Pick out each line with the word "title" from the material that follows.

## Given data

::::

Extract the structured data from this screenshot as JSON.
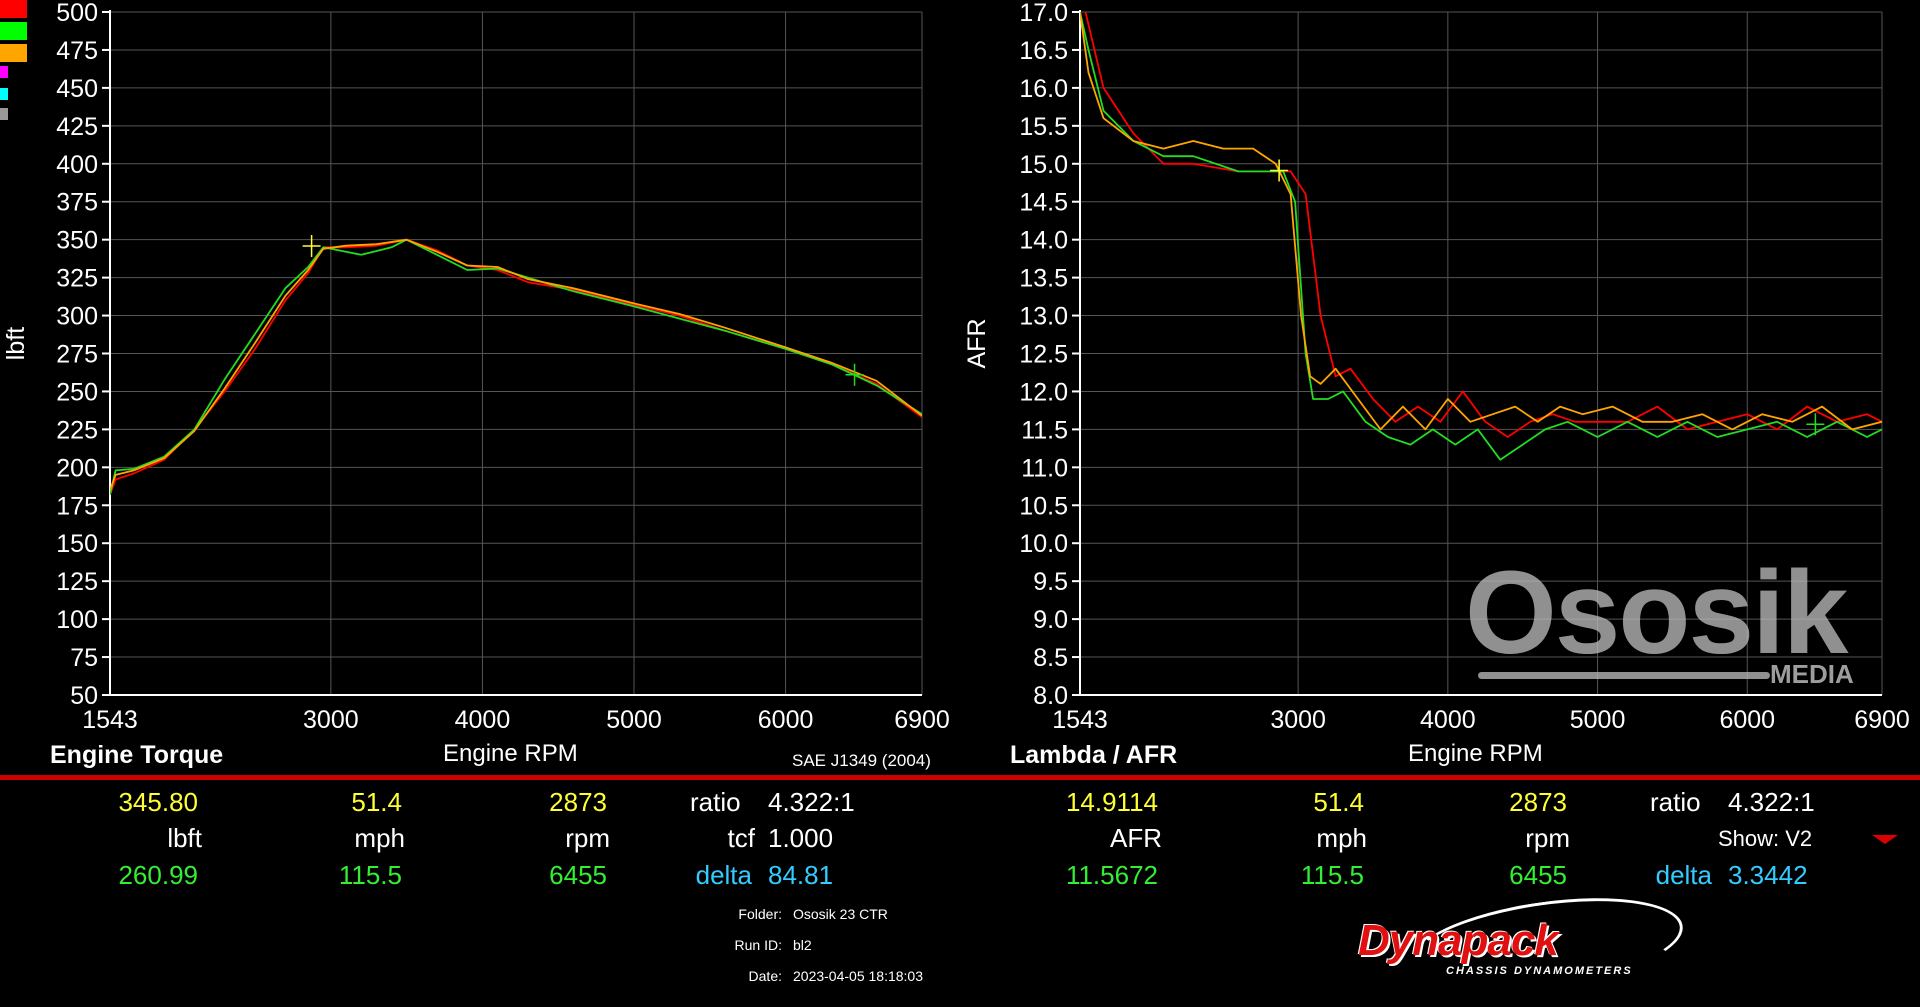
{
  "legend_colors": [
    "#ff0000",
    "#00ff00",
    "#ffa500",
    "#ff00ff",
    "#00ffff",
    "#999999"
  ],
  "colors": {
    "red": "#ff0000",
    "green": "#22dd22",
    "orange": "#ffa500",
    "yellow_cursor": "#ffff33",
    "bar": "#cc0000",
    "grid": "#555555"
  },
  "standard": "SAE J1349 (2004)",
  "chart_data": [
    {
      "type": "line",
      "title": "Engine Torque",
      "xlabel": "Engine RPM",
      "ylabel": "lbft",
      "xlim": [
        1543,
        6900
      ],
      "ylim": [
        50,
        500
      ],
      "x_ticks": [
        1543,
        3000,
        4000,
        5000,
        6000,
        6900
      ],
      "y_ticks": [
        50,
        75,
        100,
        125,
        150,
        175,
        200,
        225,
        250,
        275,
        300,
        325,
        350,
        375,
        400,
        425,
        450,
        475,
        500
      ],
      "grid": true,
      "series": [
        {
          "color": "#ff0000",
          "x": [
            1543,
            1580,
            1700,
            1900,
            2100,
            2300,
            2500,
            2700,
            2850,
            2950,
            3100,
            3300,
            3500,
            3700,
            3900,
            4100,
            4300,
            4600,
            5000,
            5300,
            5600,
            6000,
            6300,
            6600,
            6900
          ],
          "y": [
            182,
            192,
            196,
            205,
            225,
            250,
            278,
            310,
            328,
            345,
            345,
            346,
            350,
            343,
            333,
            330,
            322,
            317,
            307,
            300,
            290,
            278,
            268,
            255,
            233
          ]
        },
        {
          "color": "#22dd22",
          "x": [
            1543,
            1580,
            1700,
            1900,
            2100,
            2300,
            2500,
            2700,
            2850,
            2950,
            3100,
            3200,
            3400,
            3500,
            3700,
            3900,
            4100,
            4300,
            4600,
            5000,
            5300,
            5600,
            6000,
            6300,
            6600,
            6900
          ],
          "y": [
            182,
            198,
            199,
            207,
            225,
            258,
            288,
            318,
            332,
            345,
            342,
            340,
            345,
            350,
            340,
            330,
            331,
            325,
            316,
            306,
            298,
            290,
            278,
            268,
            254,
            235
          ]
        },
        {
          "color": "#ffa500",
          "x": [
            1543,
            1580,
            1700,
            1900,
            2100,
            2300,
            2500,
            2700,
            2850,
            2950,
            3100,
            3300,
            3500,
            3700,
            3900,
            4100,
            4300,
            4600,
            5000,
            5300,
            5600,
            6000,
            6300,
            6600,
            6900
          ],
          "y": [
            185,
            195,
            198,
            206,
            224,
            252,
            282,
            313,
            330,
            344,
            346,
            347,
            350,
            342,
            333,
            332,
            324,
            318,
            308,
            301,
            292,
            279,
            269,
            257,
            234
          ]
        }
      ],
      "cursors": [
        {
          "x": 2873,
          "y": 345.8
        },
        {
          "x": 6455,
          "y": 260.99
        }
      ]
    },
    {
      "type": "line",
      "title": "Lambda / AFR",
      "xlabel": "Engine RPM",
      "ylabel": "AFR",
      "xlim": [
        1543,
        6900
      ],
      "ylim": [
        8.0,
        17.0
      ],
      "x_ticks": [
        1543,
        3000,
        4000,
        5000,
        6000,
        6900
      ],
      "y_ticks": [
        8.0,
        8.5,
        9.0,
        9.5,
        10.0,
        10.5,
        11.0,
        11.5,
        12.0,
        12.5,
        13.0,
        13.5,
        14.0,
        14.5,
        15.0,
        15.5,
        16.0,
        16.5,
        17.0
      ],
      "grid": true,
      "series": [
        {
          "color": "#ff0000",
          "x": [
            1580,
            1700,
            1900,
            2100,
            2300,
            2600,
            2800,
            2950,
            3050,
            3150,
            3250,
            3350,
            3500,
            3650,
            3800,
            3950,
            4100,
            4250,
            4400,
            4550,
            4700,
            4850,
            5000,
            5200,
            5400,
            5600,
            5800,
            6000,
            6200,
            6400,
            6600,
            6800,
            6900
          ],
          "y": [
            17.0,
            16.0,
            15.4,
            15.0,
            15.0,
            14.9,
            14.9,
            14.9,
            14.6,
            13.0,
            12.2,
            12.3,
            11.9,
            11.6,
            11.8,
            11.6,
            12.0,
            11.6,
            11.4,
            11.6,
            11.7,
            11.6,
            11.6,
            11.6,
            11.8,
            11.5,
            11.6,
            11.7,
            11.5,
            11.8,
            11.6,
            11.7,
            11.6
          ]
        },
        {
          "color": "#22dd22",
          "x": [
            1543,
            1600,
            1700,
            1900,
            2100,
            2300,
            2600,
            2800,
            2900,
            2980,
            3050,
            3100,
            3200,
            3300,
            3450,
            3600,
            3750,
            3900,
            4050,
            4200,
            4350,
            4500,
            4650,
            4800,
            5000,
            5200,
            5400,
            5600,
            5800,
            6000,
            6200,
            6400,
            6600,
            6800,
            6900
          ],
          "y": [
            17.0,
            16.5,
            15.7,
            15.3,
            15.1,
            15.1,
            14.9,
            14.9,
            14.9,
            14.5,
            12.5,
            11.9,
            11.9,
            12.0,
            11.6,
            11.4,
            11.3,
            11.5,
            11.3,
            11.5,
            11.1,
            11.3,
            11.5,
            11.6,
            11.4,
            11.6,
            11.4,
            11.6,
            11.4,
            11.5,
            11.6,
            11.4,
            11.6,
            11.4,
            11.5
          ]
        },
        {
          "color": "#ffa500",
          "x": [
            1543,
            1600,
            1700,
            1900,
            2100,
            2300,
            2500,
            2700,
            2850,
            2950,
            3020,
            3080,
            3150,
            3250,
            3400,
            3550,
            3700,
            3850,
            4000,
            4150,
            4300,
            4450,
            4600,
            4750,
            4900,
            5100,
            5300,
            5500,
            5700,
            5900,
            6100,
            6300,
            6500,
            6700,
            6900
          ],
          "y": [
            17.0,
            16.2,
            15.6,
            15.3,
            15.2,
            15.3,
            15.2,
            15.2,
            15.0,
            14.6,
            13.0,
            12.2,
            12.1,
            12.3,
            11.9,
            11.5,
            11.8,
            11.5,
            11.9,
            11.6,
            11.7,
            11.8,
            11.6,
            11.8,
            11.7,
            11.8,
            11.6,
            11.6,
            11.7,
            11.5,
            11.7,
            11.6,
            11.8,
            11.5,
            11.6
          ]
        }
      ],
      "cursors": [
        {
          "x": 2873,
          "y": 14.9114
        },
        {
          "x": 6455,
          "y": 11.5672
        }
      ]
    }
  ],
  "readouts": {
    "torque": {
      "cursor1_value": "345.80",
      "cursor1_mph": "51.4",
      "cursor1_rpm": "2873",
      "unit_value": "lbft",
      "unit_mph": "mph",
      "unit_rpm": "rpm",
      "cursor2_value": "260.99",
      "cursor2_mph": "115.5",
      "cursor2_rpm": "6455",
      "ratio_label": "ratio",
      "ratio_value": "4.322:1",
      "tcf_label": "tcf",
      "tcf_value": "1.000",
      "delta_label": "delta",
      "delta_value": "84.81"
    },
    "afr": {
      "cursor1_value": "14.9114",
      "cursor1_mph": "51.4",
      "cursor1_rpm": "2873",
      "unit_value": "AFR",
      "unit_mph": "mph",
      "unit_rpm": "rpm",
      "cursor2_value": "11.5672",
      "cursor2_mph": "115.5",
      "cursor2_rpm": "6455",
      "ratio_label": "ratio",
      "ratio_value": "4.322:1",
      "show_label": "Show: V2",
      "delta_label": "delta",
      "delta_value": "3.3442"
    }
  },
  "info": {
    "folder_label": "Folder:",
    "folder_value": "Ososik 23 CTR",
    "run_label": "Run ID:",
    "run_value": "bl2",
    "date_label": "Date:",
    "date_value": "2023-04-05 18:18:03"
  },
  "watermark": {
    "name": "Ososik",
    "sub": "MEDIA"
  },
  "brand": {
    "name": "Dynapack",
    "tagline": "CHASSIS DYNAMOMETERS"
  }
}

::::

## Answer
      "title": "Engine Torque",
      "title": "Lambda / AFR",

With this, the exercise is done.